DESCRIPTION OF THE TASK: Return all the data below as it stands, minus the pictures.

DATA ROWS:

+ + + + +

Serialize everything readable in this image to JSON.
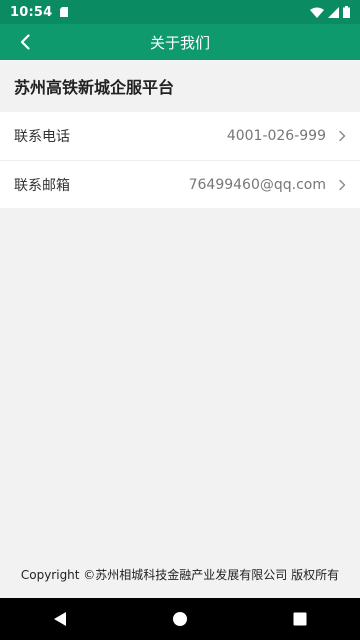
{
  "status_bar": {
    "time": "10:54",
    "icons": [
      "sd-card-icon",
      "wifi-icon",
      "signal-icon",
      "battery-icon"
    ]
  },
  "app_bar": {
    "back_icon": "chevron-left-icon",
    "title": "关于我们"
  },
  "platform_name": "苏州高铁新城企服平台",
  "contacts": [
    {
      "label": "联系电话",
      "value": "4001-026-999",
      "icon": "chevron-right-icon"
    },
    {
      "label": "联系邮箱",
      "value": "76499460@qq.com",
      "icon": "chevron-right-icon"
    }
  ],
  "copyright": "Copyright ©苏州相城科技金融产业发展有限公司 版权所有",
  "nav_bar": {
    "buttons": [
      "back-triangle-icon",
      "home-circle-icon",
      "recents-square-icon"
    ]
  },
  "colors": {
    "status_bar": "#0a8b61",
    "app_bar": "#0e9a6c",
    "background": "#f2f2f2"
  }
}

+ + + + +

SOLUTION TO THIS EXERCISE:
Serialize everything readable in this image to JSON.
{
  "status_bar": {
    "time": "10:54",
    "icons": [
      "sd-card-icon",
      "wifi-icon",
      "signal-icon",
      "battery-icon"
    ]
  },
  "app_bar": {
    "back_icon": "chevron-left-icon",
    "title": "关于我们"
  },
  "platform_name": "苏州高铁新城企服平台",
  "contacts": [
    {
      "label": "联系电话",
      "value": "4001-026-999",
      "icon": "chevron-right-icon"
    },
    {
      "label": "联系邮箱",
      "value": "76499460@qq.com",
      "icon": "chevron-right-icon"
    }
  ],
  "copyright": "Copyright ©苏州相城科技金融产业发展有限公司 版权所有",
  "nav_bar": {
    "buttons": [
      "back-triangle-icon",
      "home-circle-icon",
      "recents-square-icon"
    ]
  },
  "colors": {
    "status_bar": "#0a8b61",
    "app_bar": "#0e9a6c",
    "background": "#f2f2f2"
  }
}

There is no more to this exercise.